▸ PROBLEM DETAILS
Transcribe the material below exactly as it appears.

▸ EXERCISE MATERIAL
■ ■ ■

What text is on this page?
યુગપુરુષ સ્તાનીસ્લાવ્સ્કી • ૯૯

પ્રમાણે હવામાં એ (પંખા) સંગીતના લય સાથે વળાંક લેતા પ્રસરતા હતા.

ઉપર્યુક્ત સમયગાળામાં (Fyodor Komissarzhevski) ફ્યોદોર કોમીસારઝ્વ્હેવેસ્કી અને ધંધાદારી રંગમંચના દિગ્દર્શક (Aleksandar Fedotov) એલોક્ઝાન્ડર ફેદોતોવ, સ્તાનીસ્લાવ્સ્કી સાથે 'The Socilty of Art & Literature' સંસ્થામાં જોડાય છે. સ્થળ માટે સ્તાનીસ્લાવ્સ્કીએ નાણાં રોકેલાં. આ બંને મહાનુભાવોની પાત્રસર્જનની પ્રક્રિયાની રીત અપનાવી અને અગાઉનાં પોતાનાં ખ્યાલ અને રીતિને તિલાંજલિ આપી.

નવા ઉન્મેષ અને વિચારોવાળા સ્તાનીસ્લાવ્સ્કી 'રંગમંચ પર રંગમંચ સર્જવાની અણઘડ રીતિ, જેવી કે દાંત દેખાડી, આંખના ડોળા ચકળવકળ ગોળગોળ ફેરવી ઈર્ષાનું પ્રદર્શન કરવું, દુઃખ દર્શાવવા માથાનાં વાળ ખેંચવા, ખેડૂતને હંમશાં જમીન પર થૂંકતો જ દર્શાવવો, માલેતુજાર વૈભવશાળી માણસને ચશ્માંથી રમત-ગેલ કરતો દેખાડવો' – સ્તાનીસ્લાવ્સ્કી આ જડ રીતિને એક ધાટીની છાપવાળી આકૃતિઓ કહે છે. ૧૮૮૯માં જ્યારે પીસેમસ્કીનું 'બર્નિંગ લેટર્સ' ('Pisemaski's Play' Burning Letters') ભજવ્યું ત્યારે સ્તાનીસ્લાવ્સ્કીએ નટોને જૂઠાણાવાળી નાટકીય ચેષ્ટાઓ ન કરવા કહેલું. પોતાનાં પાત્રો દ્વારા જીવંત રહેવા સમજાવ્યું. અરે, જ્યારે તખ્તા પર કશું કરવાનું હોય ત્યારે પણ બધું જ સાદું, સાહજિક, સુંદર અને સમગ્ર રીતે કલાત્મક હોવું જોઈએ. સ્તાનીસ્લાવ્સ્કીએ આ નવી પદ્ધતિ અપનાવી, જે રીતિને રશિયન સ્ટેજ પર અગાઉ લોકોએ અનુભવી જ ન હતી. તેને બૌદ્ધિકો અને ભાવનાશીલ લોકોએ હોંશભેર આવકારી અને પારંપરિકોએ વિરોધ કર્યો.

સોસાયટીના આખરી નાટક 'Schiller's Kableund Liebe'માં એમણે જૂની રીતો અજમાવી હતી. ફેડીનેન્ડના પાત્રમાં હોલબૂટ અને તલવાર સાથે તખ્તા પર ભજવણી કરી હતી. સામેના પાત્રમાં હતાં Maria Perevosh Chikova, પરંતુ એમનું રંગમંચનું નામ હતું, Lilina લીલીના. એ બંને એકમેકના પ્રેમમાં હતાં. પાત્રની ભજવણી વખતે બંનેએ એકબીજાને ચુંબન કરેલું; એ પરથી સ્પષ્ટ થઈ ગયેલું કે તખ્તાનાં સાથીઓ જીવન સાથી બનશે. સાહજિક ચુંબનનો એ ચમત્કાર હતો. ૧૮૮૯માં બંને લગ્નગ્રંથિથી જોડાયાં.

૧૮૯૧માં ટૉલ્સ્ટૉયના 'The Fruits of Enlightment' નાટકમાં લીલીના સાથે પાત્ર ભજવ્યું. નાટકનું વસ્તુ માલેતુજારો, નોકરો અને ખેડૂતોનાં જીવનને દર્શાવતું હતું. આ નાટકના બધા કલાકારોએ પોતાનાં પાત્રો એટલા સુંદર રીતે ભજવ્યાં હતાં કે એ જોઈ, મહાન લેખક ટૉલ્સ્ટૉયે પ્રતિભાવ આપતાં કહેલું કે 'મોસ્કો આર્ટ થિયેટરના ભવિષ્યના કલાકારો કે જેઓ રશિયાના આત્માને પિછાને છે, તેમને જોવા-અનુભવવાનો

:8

■ ■ ■

▸ TASK ANSWER
What text is on this page?
યુગપુરુષ સ્તાનીસ્લાવ્સ્કી • ૯૯

પ્રમાણે હવામાં એ (પંખા) સંગીતના લય સાથે વળાંક લેતા પ્રસરતા હતા.

ઉપર્યુક્ત સમયગાળામાં (Fyodor Komissarzhevski) ફ્યોદોર કોમીસારઝ્વ્હેવેસ્કી અને ધંધાદારી રંગમંચના દિગ્દર્શક (Aleksandar Fedotov) એલોક્ઝાન્ડર ફેદોતોવ, સ્તાનીસ્લાવ્સ્કી સાથે 'The Socilty of Art & Literature' સંસ્થામાં જોડાય છે. સ્થળ માટે સ્તાનીસ્લાવ્સ્કીએ નાણાં રોકેલાં. આ બંને મહાનુભાવોની પાત્રસર્જનની પ્રક્રિયાની રીત અપનાવી અને અગાઉનાં પોતાનાં ખ્યાલ અને રીતિને તિલાંજલિ આપી.

નવા ઉન્મેષ અને વિચારોવાળા સ્તાનીસ્લાવ્સ્કી 'રંગમંચ પર રંગમંચ સર્જવાની અણઘડ રીતિ, જેવી કે દાંત દેખાડી, આંખના ડોળા ચકળવકળ ગોળગોળ ફેરવી ઈર્ષાનું પ્રદર્શન કરવું, દુઃખ દર્શાવવા માથાનાં વાળ ખેંચવા, ખેડૂતને હંમશાં જમીન પર થૂંકતો જ દર્શાવવો, માલેતુજાર વૈભવશાળી માણસને ચશ્માંથી રમત-ગેલ કરતો દેખાડવો' – સ્તાનીસ્લાવ્સ્કી આ જડ રીતિને એક ધાટીની છાપવાળી આકૃતિઓ કહે છે. ૧૮૮૯માં જ્યારે પીસેમસ્કીનું 'બર્નિંગ લેટર્સ' ('Pisemaski's Play' Burning Letters') ભજવ્યું ત્યારે સ્તાનીસ્લાવ્સ્કીએ નટોને જૂઠાણાવાળી નાટકીય ચેષ્ટાઓ ન કરવા કહેલું. પોતાનાં પાત્રો દ્વારા જીવંત રહેવા સમજાવ્યું. અરે, જ્યારે તખ્તા પર કશું કરવાનું હોય ત્યારે પણ બધું જ સાદું, સાહજિક, સુંદર અને સમગ્ર રીતે કલાત્મક હોવું જોઈએ. સ્તાનીસ્લાવ્સ્કીએ આ નવી પદ્ધતિ અપનાવી, જે રીતિને રશિયન સ્ટેજ પર અગાઉ લોકોએ અનુભવી જ ન હતી. તેને બૌદ્ધિકો અને ભાવનાશીલ લોકોએ હોંશભેર આવકારી અને પારંપરિકોએ વિરોધ કર્યો.

સોસાયટીના આખરી નાટક 'Schiller's Kableund Liebe'માં એમણે જૂની રીતો અજમાવી હતી. ફેડીનેન્ડના પાત્રમાં હોલબૂટ અને તલવાર સાથે તખ્તા પર ભજવણી કરી હતી. સામેના પાત્રમાં હતાં Maria Perevosh Chikova, પરંતુ એમનું રંગમંચનું નામ હતું, Lilina લીલીના. એ બંને એકમેકના પ્રેમમાં હતાં. પાત્રની ભજવણી વખતે બંનેએ એકબીજાને ચુંબન કરેલું; એ પરથી સ્પષ્ટ થઈ ગયેલું કે તખ્તાનાં સાથીઓ જીવન સાથી બનશે. સાહજિક ચુંબનનો એ ચમત્કાર હતો. ૧૮૮૯માં બંને લગ્નગ્રંથિથી જોડાયાં.

૧૮૯૧માં ટૉલ્સ્ટૉયના 'The Fruits of Enlightment' નાટકમાં લીલીના સાથે પાત્ર ભજવ્યું. નાટકનું વસ્તુ માલેતુજારો, નોકરો અને ખેડૂતોનાં જીવનને દર્શાવતું હતું. આ નાટકના બધા કલાકારોએ પોતાનાં પાત્રો એટલા સુંદર રીતે ભજવ્યાં હતાં કે એ જોઈ, મહાન લેખક ટૉલ્સ્ટૉયે પ્રતિભાવ આપતાં કહેલું કે 'મોસ્કો આર્ટ થિયેટરના ભવિષ્યના કલાકારો કે જેઓ રશિયાના આત્માને પિછાને છે, તેમને જોવા-અનુભવવાનો

:8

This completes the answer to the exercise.